Goal:
Starting at the line that contains "copy-item: [88, 725, 608, 744]" and ending at the line that contains "signatory2-designation: सचिव: [506, 894, 534, 909]", recast those rows as a Markdown table with the columns Number and Line. Skip any blank lines.

Data:
* * *
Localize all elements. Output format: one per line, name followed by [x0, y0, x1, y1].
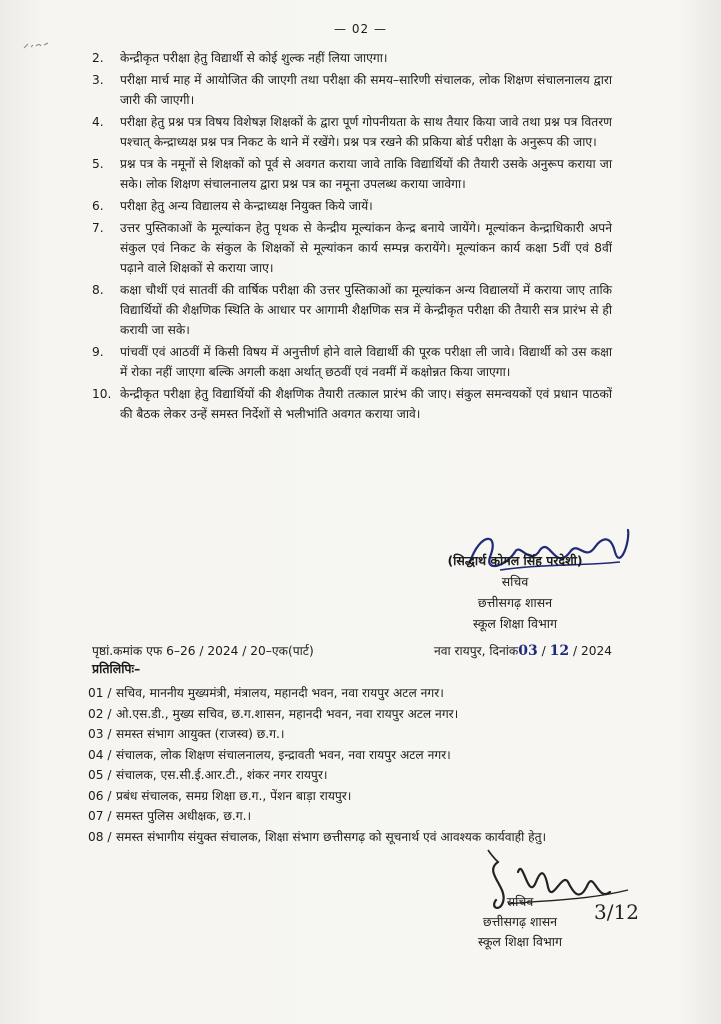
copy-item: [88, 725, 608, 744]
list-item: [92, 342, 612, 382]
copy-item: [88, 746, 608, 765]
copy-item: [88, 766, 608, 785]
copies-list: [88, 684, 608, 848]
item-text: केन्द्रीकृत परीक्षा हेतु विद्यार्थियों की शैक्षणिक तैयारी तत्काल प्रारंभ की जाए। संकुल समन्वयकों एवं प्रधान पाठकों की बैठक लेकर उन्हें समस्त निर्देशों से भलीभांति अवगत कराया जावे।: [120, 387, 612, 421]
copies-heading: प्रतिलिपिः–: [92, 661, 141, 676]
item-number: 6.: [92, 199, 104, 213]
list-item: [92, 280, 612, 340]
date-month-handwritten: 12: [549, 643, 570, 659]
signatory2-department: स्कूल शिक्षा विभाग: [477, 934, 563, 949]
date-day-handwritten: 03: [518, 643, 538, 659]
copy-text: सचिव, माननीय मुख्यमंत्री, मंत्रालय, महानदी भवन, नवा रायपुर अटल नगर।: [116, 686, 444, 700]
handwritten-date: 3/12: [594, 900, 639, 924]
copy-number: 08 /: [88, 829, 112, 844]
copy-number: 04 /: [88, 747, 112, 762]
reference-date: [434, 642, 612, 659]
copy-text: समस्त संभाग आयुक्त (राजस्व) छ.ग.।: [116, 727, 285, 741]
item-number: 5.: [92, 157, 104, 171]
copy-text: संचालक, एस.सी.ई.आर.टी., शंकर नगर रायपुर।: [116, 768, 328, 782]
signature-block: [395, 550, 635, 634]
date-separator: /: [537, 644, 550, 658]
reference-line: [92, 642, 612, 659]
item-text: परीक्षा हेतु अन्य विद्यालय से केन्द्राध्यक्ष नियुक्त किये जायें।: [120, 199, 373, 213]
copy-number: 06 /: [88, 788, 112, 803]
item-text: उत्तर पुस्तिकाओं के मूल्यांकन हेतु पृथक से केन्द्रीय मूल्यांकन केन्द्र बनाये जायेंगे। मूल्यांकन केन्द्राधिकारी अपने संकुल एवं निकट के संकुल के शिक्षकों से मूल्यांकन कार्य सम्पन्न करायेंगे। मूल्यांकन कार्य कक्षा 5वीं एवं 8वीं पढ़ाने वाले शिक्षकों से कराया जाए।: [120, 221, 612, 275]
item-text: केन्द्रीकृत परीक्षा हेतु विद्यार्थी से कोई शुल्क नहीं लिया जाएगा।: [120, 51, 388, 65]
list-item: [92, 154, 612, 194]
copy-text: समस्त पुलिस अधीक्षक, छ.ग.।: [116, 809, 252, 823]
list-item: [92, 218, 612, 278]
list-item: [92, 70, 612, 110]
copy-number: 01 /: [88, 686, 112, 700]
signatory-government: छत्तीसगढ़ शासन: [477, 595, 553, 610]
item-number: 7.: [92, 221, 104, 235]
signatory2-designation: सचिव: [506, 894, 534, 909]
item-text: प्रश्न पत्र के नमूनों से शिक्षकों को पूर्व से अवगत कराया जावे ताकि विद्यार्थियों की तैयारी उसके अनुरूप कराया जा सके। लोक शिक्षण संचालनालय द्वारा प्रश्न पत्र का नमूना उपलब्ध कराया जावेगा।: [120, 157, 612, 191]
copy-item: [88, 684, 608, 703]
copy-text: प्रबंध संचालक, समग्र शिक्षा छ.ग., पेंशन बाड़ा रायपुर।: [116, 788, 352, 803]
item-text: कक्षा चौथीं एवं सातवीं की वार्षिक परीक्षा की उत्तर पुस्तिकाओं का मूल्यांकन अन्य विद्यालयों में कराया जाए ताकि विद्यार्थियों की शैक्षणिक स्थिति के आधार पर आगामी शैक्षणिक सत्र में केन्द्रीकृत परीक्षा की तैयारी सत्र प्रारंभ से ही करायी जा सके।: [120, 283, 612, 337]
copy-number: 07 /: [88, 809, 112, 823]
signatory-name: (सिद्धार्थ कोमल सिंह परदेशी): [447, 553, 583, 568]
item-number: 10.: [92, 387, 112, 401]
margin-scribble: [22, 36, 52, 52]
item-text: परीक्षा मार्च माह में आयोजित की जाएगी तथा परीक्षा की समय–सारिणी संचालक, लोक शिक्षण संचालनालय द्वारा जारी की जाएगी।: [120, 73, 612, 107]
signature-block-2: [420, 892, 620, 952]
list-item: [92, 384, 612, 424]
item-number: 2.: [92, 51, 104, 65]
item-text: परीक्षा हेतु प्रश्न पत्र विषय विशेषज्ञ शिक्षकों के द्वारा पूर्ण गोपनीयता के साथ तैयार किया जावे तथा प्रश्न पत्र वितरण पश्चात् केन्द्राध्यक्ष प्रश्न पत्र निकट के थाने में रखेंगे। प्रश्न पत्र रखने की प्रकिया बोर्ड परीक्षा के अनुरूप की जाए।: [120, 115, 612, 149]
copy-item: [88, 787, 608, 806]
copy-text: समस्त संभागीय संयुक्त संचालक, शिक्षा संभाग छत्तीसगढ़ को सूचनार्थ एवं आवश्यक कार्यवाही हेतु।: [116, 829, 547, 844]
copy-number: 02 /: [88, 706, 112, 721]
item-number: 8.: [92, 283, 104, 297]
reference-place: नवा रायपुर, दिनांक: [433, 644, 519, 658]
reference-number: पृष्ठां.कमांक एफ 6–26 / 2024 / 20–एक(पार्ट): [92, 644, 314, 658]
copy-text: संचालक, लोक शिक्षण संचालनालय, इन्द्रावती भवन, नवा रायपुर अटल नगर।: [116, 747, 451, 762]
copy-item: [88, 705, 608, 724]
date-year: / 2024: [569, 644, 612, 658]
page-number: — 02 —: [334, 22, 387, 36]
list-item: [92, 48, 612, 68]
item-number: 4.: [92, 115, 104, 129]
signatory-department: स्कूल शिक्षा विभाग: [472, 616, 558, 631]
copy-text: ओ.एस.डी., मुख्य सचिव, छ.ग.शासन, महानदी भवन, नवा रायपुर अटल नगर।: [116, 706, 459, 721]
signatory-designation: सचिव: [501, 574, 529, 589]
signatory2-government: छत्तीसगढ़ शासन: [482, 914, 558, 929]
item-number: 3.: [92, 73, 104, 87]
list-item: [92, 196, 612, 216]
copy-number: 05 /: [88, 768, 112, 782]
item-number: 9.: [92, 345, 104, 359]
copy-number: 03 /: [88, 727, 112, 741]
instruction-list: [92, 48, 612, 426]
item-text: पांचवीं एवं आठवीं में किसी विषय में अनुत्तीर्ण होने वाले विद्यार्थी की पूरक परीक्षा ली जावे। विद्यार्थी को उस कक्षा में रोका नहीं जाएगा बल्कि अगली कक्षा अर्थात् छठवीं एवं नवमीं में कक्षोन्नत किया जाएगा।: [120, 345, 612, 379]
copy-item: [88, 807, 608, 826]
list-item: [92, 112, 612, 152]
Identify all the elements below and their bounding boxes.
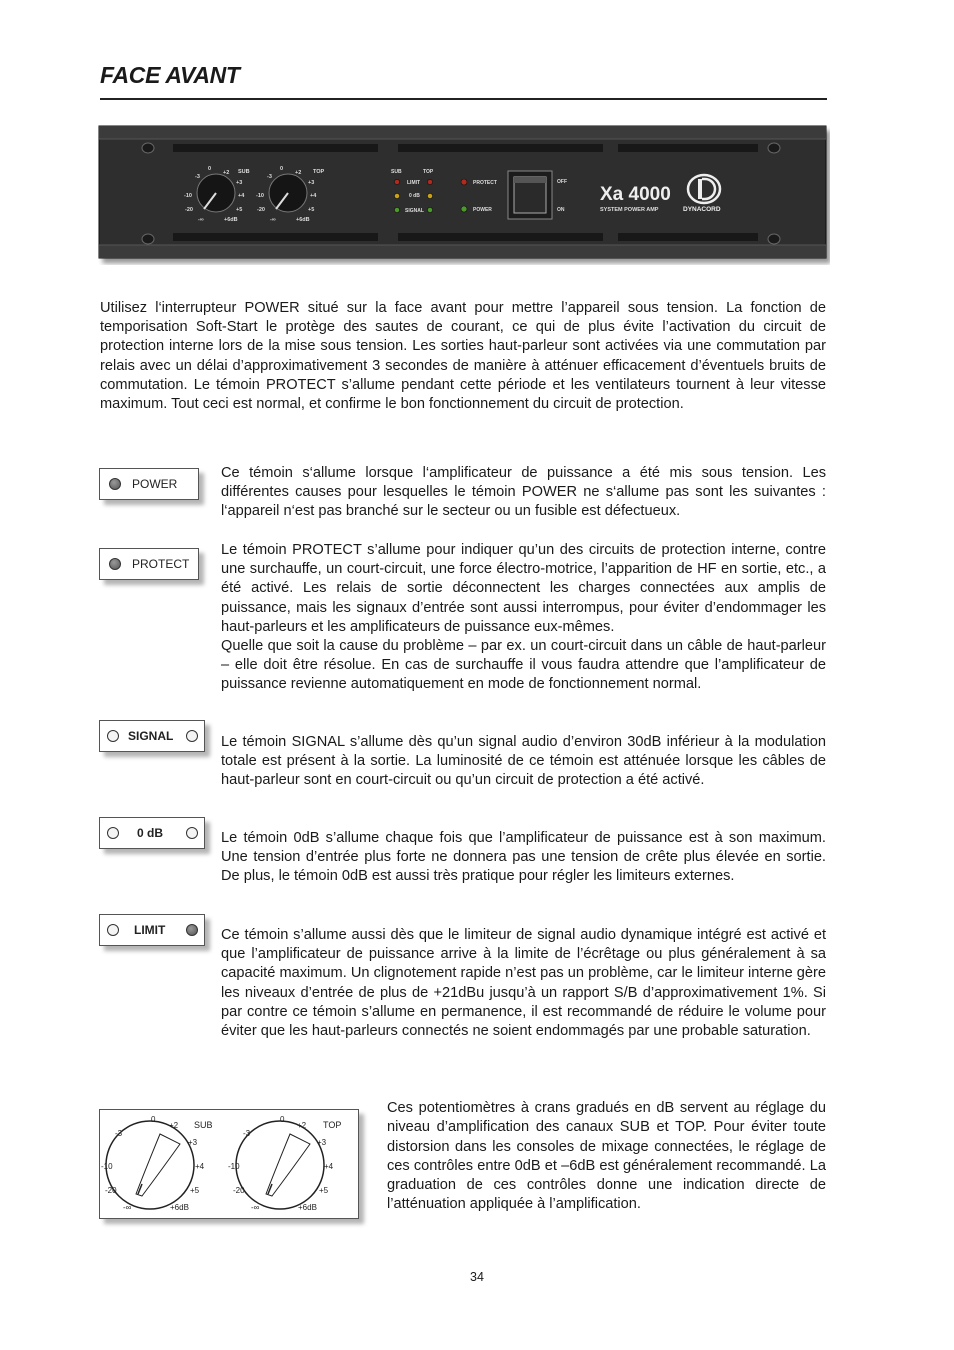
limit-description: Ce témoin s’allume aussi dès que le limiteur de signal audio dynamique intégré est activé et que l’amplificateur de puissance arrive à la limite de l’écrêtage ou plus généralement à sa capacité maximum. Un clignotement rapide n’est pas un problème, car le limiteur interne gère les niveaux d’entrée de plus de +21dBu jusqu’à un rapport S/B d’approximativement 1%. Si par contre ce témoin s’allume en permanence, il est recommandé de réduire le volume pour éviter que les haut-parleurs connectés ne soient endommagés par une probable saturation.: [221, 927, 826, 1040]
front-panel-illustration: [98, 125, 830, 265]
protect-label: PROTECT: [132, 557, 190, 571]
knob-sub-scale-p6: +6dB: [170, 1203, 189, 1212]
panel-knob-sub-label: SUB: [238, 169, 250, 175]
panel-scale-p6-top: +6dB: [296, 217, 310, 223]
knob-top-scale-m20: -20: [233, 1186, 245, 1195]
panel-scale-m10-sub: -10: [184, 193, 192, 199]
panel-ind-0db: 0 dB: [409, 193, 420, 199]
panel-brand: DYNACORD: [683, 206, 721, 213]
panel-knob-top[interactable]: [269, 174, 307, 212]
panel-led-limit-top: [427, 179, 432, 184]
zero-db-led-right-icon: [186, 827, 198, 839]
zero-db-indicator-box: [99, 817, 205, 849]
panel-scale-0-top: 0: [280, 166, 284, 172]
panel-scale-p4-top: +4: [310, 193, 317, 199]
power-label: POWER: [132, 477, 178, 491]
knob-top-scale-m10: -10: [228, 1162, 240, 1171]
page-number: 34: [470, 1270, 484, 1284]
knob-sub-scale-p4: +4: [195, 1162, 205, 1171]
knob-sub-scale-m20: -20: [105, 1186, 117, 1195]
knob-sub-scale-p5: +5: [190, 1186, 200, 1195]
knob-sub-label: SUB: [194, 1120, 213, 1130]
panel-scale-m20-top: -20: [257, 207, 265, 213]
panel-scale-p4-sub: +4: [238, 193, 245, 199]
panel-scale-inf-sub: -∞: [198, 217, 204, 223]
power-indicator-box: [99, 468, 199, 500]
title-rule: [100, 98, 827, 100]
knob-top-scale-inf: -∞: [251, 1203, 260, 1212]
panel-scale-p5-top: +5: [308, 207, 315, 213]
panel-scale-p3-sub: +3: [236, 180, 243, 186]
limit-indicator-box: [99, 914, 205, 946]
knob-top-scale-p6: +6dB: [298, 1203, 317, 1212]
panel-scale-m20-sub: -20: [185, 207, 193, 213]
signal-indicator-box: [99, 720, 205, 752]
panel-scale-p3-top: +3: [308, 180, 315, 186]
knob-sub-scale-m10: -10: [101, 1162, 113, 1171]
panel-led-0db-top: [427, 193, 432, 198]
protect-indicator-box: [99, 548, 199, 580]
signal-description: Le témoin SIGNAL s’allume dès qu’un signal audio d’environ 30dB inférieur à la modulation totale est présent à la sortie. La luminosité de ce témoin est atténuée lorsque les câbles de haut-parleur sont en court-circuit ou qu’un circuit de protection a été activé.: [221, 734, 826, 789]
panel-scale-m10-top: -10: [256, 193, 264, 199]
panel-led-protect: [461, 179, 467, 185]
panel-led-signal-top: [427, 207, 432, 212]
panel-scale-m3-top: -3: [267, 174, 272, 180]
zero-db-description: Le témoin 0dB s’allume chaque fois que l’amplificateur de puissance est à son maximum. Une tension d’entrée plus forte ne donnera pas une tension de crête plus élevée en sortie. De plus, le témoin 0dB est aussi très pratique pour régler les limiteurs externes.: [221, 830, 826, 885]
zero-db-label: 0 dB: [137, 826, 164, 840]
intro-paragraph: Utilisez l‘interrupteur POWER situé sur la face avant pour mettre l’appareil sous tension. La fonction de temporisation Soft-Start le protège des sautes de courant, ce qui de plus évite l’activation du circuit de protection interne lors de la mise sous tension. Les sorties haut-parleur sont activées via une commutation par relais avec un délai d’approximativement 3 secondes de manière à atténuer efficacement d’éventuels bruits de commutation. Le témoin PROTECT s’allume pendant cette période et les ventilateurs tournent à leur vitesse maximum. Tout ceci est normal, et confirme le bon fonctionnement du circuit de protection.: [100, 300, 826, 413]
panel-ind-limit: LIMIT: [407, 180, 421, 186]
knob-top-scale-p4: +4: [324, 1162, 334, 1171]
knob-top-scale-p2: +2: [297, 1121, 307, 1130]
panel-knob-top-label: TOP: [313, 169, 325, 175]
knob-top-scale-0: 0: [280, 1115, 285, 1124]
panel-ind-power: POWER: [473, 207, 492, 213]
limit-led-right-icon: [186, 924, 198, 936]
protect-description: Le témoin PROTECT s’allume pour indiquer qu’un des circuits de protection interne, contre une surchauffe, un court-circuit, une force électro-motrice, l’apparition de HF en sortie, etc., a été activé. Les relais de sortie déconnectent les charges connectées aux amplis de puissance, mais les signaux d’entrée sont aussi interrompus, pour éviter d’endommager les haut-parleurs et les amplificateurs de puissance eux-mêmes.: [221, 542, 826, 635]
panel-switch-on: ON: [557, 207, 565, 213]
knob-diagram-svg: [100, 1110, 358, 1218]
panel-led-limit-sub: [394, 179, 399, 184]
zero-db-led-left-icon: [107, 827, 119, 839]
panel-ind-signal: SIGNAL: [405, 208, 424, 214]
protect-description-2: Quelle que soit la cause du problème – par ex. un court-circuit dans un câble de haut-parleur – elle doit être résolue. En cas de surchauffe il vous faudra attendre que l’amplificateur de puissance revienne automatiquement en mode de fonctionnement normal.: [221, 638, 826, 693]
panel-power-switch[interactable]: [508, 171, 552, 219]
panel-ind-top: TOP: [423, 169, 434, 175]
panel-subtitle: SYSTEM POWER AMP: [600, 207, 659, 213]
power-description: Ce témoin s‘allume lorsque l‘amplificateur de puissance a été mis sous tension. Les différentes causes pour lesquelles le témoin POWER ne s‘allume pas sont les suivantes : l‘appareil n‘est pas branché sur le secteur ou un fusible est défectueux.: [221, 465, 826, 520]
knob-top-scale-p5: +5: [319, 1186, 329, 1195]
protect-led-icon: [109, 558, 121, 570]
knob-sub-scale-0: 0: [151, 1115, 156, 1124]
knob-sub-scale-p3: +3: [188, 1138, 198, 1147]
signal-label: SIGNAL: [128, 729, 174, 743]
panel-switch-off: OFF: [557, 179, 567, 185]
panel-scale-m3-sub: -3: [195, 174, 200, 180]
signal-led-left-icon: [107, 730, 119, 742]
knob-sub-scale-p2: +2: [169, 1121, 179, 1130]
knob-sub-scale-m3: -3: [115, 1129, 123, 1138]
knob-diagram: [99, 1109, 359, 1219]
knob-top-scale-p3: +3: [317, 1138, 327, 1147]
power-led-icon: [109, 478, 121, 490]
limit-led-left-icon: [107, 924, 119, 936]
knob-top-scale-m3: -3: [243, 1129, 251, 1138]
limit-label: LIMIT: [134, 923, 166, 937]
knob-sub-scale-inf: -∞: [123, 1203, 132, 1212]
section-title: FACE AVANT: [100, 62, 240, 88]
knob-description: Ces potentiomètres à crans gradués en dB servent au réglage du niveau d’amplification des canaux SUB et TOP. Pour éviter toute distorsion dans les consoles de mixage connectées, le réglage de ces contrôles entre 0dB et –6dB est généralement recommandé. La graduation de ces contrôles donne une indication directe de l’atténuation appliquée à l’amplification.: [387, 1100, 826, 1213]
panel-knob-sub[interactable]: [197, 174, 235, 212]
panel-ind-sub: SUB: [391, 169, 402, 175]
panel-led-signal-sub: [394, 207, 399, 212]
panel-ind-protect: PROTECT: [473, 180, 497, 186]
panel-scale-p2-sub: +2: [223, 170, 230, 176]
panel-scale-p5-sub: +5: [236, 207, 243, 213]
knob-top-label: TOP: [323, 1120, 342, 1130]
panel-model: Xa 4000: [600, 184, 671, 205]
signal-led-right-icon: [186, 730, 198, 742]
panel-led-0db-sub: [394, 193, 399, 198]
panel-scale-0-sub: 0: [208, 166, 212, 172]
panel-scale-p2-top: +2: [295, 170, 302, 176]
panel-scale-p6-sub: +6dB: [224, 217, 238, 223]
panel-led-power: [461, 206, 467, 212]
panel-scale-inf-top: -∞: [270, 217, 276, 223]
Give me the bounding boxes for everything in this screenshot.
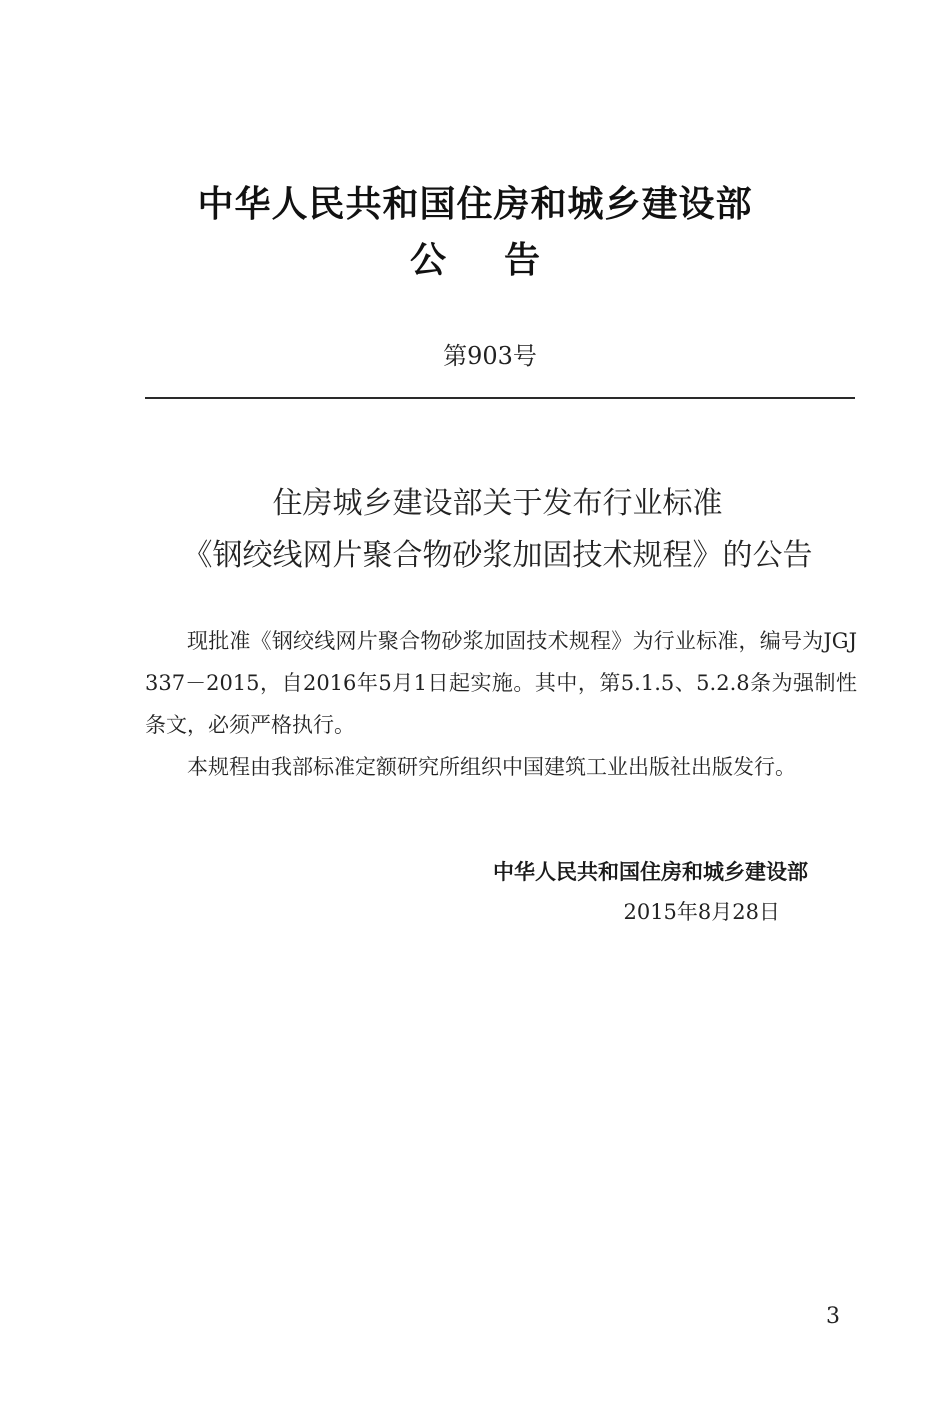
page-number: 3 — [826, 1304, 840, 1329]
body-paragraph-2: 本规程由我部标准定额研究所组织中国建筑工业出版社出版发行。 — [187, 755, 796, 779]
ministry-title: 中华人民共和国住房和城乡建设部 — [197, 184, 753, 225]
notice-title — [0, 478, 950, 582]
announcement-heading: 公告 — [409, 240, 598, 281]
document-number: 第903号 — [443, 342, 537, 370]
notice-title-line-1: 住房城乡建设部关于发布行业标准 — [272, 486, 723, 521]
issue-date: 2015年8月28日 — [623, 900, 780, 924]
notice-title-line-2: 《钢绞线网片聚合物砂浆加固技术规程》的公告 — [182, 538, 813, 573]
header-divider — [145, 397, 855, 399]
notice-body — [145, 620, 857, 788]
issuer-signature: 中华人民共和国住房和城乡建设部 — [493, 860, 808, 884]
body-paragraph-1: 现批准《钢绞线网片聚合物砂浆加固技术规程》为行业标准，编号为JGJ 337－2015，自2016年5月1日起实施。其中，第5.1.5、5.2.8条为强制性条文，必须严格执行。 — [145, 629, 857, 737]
* * *
Response to this task:
| Number | Line |
|---|---|
| 1 | copy-item: [88, 725, 608, 744] |
| 2 | list-item: [92, 342, 612, 382] |
| 3 | copy-item: [88, 746, 608, 765] |
| 4 | copy-item: [88, 766, 608, 785] |
| 5 | copies-list: [88, 684, 608, 848] |
| 6 | item-text: केन्द्रीकृत परीक्षा हेतु विद्यार्थियों की शैक्षणिक तैयारी तत्काल प्रारंभ की जाए। संकुल समन्वयकों एवं प्रधान पाठकों की बैठक लेकर उन्हें समस्त निर्देशों से भलीभांति अवगत कराया जावे।: [120, 387, 612, 421] |
| 7 | copies-heading: प्रतिलिपिः–: [92, 661, 141, 676] |
| 8 | item-number: 6.: [92, 199, 104, 213] |
| 9 | list-item: [92, 280, 612, 340] |
| 10 | date-month-handwritten: 12: [549, 643, 570, 659] |
| 11 | signatory2-department: स्कूल शिक्षा विभाग: [477, 934, 563, 949] |
| 12 | date-day-handwritten: 03: [518, 643, 538, 659] |
| 13 | copy-text: सचिव, माननीय मुख्यमंत्री, मंत्रालय, महानदी भवन, नवा रायपुर अटल नगर।: [116, 686, 444, 700] |
| 14 | handwritten-date: 3/12: [594, 900, 639, 924] |
| 15 | copy-number: 08 /: [88, 829, 112, 844] |
| 16 | copy-number: 04 /: [88, 747, 112, 762] |
| 17 | reference-date: [434, 642, 612, 659] |
| 18 | copy-text: समस्त संभाग आयुक्त (राजस्व) छ.ग.।: [116, 727, 285, 741] |
| 19 | item-number: 5.: [92, 157, 104, 171] |
| 20 | copy-text: संचालक, एस.सी.ई.आर.टी., शंकर नगर रायपुर।: [116, 768, 328, 782] |
| 21 | signature-block: [395, 550, 635, 634] |
| 22 | date-separator: /: [537, 644, 550, 658] |
| 23 | reference-line: [92, 642, 612, 659] |
| 24 | item-text: परीक्षा हेतु अन्य विद्यालय से केन्द्राध्यक्ष नियुक्त किये जायें।: [120, 199, 373, 213] |
| 25 | copy-number: 06 /: [88, 788, 112, 803] |
| 26 | item-text: उत्तर पुस्तिकाओं के मूल्यांकन हेतु पृथक से केन्द्रीय मूल्यांकन केन्द्र बनाये जायेंगे। मूल्यांकन केन्द्राधिकारी अपने संकुल एवं निकट के संकुल के शिक्षकों से मूल्यांकन कार्य सम्पन्न करायेंगे। मूल्यांकन कार्य कक्षा 5वीं एवं 8वीं पढ़ाने वाले शिक्षकों से कराया जाए।: [120, 221, 612, 275] |
| 27 | item-text: केन्द्रीकृत परीक्षा हेतु विद्यार्थी से कोई शुल्क नहीं लिया जाएगा।: [120, 51, 388, 65] |
| 28 | list-item: [92, 154, 612, 194] |
| 29 | copy-text: समस्त पुलिस अधीक्षक, छ.ग.।: [116, 809, 252, 823] |
| 30 | list-item: [92, 218, 612, 278] |
| 31 | list-item: [92, 70, 612, 110] |
| 32 | copy-number: 01 /: [88, 686, 112, 700] |
| 33 | signatory-government: छत्तीसगढ़ शासन: [477, 595, 553, 610] |
| 34 | item-number: 7.: [92, 221, 104, 235] |
| 35 | signatory2-designation: सचिव: [506, 894, 534, 909] |